● Your objective
Exclude the pictures and retype the entries as written.
--- Start ---
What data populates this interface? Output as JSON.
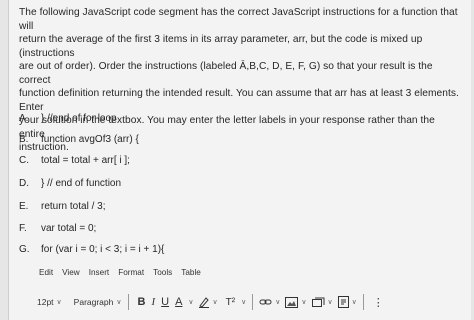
{
  "question": {
    "line1": "The following JavaScript code segment has the correct JavaScript instructions for a function that will",
    "line2": "return the average of the first 3 items in its array parameter, arr, but the code is mixed up (instructions",
    "line3": "are out of order). Order the instructions (labeled Ā,B,C, D, E, F, G) so that your result is the correct",
    "line4": "function definition returning the intended result. You can assume that arr has at least 3 elements. Enter",
    "line5": "your solution in the textbox. You may enter the letter labels in your response rather than the entire",
    "line6": "instruction."
  },
  "options": [
    {
      "letter": "A.",
      "code": "} //end of for loop"
    },
    {
      "letter": "B.",
      "code": "function avgOf3 (arr) {"
    },
    {
      "letter": "C.",
      "code": "total = total + arr[ i ];"
    },
    {
      "letter": "D.",
      "code": "} // end of function"
    },
    {
      "letter": "E.",
      "code": "return total / 3;"
    },
    {
      "letter": "F.",
      "code": "var total = 0;"
    },
    {
      "letter": "G.",
      "code": "for (var i = 0; i < 3; i = i + 1){"
    }
  ],
  "menu": [
    "Edit",
    "View",
    "Insert",
    "Format",
    "Tools",
    "Table"
  ],
  "toolbar": {
    "font_size": "12pt",
    "block_format": "Paragraph",
    "bold": "B",
    "italic": "I",
    "underline": "U",
    "text_color": "A",
    "superscript": "T²",
    "more": "⋮"
  },
  "icons": [
    "chevron-down-icon",
    "highlighter-icon",
    "link-icon",
    "image-icon",
    "media-icon",
    "document-icon",
    "more-vertical-icon"
  ]
}
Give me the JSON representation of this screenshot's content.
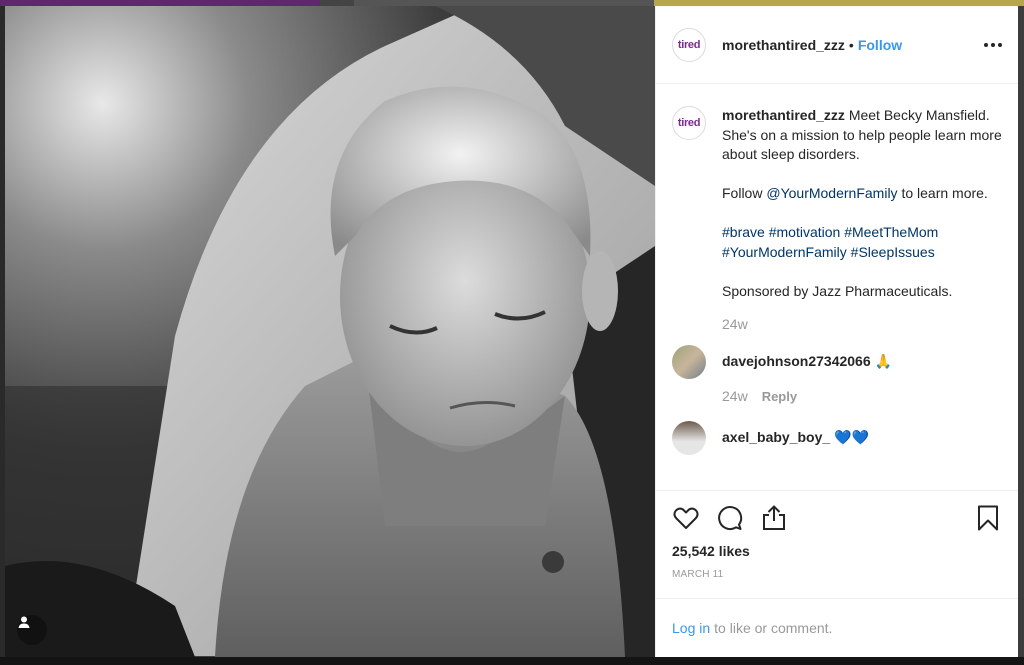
{
  "post": {
    "username": "morethantired_zzz",
    "header_separator": "•",
    "follow_label": "Follow",
    "logo_text": "tired",
    "caption": {
      "line1": "Meet Becky Mansfield. She's on a mission to help people learn more about sleep disorders.",
      "follow_prefix": "Follow ",
      "follow_mention": "@YourModernFamily",
      "follow_suffix": " to learn more.",
      "hashtags": [
        "#brave",
        "#motivation",
        "#MeetTheMom",
        "#YourModernFamily",
        "#SleepIssues"
      ],
      "sponsor": "Sponsored by Jazz Pharmaceuticals.",
      "age": "24w"
    },
    "comments": [
      {
        "username": "davejohnson27342066",
        "text": "🙏",
        "age": "24w",
        "reply_label": "Reply"
      },
      {
        "username": "axel_baby_boy_",
        "text": "💙💙"
      }
    ],
    "likes": "25,542 likes",
    "date": "MARCH 11",
    "login": {
      "link": "Log in",
      "rest": "to like or comment."
    }
  },
  "icons": {
    "like": "heart-icon",
    "comment": "comment-icon",
    "share": "share-icon",
    "save": "bookmark-icon",
    "more": "more-options-icon",
    "tag": "user-tag-icon"
  },
  "colors": {
    "link": "#003569",
    "follow": "#3897f0",
    "brand_purple": "#7a2b8c"
  }
}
--- End ---
● In response
What data populates this interface? Output as JSON.
{
  "question": {
    "line1": "The following JavaScript code segment has the correct JavaScript instructions for a function that will",
    "line2": "return the average of the first 3 items in its array parameter, arr, but the code is mixed up (instructions",
    "line3": "are out of order). Order the instructions (labeled Ā,B,C, D, E, F, G) so that your result is the correct",
    "line4": "function definition returning the intended result. You can assume that arr has at least 3 elements. Enter",
    "line5": "your solution in the textbox. You may enter the letter labels in your response rather than the entire",
    "line6": "instruction."
  },
  "options": [
    {
      "letter": "A.",
      "code": "} //end of for loop"
    },
    {
      "letter": "B.",
      "code": "function avgOf3 (arr) {"
    },
    {
      "letter": "C.",
      "code": "total = total + arr[ i ];"
    },
    {
      "letter": "D.",
      "code": "} // end of function"
    },
    {
      "letter": "E.",
      "code": "return total / 3;"
    },
    {
      "letter": "F.",
      "code": "var total = 0;"
    },
    {
      "letter": "G.",
      "code": "for (var i = 0; i < 3; i = i + 1){"
    }
  ],
  "menu": [
    "Edit",
    "View",
    "Insert",
    "Format",
    "Tools",
    "Table"
  ],
  "toolbar": {
    "font_size": "12pt",
    "block_format": "Paragraph",
    "bold": "B",
    "italic": "I",
    "underline": "U",
    "text_color": "A",
    "superscript": "T²",
    "more": "⋮"
  },
  "icons": [
    "chevron-down-icon",
    "highlighter-icon",
    "link-icon",
    "image-icon",
    "media-icon",
    "document-icon",
    "more-vertical-icon"
  ]
}
Give me the JSON representation of this screenshot's content.
{
  "post": {
    "username": "morethantired_zzz",
    "header_separator": "•",
    "follow_label": "Follow",
    "logo_text": "tired",
    "caption": {
      "line1": "Meet Becky Mansfield. She's on a mission to help people learn more about sleep disorders.",
      "follow_prefix": "Follow ",
      "follow_mention": "@YourModernFamily",
      "follow_suffix": " to learn more.",
      "hashtags": [
        "#brave",
        "#motivation",
        "#MeetTheMom",
        "#YourModernFamily",
        "#SleepIssues"
      ],
      "sponsor": "Sponsored by Jazz Pharmaceuticals.",
      "age": "24w"
    },
    "comments": [
      {
        "username": "davejohnson27342066",
        "text": "🙏",
        "age": "24w",
        "reply_label": "Reply"
      },
      {
        "username": "axel_baby_boy_",
        "text": "💙💙"
      }
    ],
    "likes": "25,542 likes",
    "date": "MARCH 11",
    "login": {
      "link": "Log in",
      "rest": "to like or comment."
    }
  },
  "icons": {
    "like": "heart-icon",
    "comment": "comment-icon",
    "share": "share-icon",
    "save": "bookmark-icon",
    "more": "more-options-icon",
    "tag": "user-tag-icon"
  },
  "colors": {
    "link": "#003569",
    "follow": "#3897f0",
    "brand_purple": "#7a2b8c"
  }
}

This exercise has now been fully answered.